**EXERCISE GOAL**: Select, from the material below, each line with "explorer" in it.

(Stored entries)
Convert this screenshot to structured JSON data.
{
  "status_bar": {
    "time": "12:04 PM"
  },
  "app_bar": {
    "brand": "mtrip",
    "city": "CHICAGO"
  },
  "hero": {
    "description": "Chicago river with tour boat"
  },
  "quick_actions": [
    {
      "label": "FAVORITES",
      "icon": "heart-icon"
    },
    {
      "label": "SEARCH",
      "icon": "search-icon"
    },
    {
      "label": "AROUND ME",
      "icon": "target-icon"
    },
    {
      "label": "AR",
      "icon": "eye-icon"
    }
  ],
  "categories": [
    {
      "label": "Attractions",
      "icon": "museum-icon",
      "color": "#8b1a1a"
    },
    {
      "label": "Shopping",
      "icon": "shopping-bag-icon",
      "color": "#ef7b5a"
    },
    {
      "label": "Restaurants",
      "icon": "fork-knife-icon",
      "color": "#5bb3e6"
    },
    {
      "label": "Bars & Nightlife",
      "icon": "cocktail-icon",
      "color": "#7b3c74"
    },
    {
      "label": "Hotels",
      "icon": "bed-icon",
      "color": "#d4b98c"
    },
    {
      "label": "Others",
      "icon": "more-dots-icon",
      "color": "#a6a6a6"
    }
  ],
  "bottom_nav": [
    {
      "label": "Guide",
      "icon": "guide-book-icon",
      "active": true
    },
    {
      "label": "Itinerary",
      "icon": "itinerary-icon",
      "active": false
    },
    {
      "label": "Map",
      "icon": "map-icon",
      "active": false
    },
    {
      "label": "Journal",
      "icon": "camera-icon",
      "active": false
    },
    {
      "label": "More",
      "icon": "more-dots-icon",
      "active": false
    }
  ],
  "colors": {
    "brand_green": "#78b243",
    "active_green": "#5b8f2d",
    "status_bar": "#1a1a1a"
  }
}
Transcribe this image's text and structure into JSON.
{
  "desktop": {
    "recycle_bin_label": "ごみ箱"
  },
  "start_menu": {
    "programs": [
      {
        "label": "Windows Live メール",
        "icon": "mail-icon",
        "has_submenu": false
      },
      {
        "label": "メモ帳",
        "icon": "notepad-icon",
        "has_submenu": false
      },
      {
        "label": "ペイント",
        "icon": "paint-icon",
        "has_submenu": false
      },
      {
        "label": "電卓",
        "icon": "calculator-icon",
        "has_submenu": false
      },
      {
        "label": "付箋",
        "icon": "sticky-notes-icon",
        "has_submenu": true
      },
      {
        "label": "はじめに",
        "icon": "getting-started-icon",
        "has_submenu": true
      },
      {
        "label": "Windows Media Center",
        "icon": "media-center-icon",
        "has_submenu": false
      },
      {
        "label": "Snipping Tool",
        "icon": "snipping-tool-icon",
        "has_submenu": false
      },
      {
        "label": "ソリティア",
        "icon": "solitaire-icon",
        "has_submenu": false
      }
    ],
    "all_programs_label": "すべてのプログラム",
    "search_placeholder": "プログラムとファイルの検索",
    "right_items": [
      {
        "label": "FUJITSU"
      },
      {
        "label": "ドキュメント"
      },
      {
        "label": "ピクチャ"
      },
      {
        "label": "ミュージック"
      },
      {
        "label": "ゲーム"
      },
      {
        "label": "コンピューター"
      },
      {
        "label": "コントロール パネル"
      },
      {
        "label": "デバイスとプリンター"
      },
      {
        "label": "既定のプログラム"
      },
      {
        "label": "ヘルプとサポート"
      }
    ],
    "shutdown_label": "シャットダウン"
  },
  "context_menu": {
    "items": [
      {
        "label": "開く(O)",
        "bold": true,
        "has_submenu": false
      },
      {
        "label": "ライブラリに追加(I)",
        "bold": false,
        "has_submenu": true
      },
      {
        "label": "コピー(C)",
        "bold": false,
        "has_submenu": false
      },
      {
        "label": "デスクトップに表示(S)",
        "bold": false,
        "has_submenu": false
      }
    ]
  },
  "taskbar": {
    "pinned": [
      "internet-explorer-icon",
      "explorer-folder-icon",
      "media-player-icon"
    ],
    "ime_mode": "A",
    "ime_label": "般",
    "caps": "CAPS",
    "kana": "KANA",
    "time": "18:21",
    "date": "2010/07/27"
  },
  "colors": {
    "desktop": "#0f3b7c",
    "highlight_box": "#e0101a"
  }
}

==

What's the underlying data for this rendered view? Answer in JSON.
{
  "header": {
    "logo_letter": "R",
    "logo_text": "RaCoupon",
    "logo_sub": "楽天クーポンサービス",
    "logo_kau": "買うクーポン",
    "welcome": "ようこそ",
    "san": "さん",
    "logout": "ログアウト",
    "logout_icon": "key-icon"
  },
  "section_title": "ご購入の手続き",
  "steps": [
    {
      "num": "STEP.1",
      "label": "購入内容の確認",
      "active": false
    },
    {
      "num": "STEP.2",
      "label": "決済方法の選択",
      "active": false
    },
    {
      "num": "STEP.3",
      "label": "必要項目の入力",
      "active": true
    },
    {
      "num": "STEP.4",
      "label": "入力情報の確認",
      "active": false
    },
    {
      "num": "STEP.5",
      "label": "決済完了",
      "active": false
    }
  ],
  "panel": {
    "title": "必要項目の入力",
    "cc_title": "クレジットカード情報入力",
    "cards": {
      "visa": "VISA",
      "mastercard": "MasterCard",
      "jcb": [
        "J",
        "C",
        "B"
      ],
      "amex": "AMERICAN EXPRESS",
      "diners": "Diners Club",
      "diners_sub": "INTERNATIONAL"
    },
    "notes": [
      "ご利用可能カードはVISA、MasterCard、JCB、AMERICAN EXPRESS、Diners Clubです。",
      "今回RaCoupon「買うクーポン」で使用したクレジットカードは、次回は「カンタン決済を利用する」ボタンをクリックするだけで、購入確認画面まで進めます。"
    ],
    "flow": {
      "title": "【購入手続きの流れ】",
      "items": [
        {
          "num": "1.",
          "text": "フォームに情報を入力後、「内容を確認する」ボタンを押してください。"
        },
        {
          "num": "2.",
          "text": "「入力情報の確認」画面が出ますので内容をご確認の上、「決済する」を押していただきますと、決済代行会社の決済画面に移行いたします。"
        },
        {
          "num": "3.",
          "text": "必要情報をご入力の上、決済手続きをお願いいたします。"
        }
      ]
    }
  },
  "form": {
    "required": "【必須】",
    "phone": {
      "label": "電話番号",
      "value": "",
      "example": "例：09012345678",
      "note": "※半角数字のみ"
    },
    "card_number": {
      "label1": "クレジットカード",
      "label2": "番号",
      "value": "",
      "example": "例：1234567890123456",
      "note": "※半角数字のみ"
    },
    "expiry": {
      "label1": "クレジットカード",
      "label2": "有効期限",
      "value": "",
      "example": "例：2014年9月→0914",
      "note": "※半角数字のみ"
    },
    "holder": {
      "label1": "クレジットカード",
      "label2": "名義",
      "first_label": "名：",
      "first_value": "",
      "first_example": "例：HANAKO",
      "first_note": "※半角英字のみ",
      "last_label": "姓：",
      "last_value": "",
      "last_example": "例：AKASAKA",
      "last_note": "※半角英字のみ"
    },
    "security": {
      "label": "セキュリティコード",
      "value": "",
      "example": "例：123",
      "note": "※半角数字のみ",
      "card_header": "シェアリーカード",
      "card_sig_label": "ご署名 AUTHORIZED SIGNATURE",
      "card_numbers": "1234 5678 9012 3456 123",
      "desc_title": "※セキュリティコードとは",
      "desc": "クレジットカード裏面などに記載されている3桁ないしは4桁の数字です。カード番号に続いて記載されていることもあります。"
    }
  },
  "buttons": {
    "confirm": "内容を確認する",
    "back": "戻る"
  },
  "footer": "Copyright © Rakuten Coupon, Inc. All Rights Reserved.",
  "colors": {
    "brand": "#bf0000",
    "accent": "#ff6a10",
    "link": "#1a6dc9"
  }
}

...

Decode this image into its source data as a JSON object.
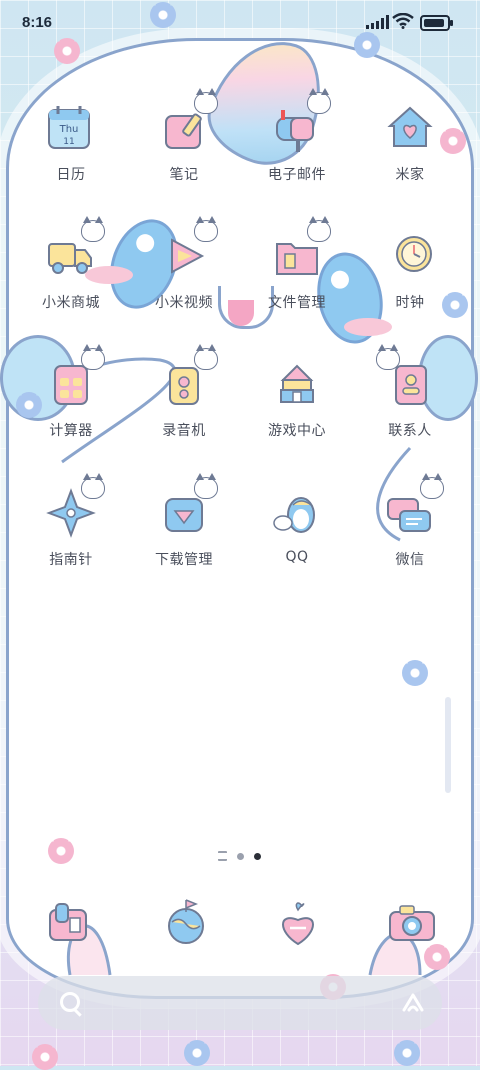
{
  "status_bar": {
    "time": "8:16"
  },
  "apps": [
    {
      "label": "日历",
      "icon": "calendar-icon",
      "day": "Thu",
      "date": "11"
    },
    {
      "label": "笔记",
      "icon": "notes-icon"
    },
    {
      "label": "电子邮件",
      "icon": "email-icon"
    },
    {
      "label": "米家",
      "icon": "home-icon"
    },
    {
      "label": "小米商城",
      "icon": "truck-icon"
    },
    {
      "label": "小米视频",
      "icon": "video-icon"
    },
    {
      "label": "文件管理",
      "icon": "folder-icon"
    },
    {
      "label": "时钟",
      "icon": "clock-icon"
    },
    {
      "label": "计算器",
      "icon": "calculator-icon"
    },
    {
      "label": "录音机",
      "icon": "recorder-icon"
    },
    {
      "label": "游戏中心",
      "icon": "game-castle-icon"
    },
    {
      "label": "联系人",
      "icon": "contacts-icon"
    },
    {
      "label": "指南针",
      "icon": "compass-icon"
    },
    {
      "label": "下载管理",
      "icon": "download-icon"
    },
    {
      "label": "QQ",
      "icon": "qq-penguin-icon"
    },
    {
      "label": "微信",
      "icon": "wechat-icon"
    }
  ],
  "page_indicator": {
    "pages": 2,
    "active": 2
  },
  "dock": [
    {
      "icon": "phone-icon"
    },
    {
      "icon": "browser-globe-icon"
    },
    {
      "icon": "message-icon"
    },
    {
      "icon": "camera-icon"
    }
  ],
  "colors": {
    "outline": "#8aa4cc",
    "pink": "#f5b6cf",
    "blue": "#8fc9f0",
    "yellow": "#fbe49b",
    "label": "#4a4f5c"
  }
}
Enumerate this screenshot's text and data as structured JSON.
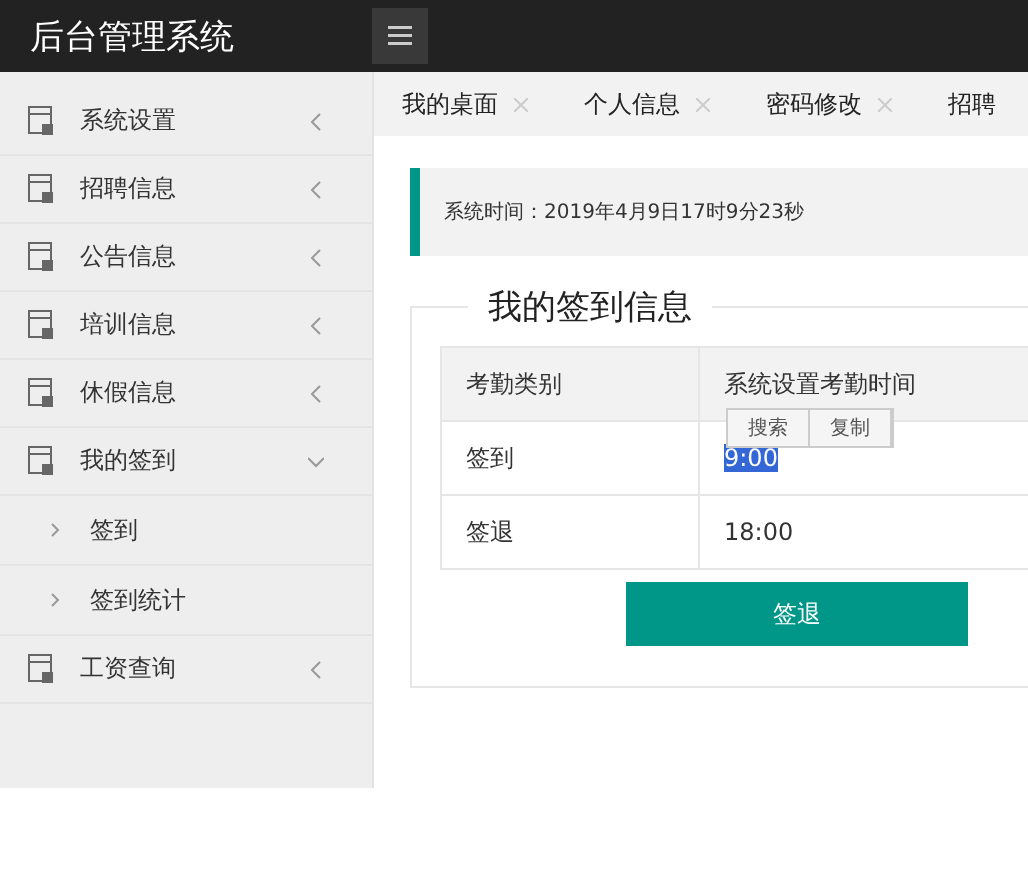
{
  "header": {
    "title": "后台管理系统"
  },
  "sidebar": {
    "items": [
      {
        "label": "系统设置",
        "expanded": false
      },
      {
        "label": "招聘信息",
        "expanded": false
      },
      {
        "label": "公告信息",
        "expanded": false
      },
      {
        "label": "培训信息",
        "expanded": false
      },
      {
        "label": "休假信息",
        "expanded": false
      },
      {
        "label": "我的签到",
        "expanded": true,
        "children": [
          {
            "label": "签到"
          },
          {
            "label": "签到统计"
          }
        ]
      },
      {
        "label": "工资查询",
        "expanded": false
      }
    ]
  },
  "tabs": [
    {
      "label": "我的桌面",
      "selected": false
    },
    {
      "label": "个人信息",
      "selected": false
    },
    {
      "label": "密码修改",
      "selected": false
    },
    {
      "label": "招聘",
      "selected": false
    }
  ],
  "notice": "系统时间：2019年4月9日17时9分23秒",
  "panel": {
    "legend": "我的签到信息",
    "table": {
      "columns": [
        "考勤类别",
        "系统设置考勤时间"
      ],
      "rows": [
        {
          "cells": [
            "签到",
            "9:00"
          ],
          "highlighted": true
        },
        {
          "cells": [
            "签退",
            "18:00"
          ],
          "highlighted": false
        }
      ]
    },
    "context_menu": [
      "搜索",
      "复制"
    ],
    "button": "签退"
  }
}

**RESPONSE FOR THIS EXERCISE**:
      "internet-explorer-icon",
      "explorer-folder-icon",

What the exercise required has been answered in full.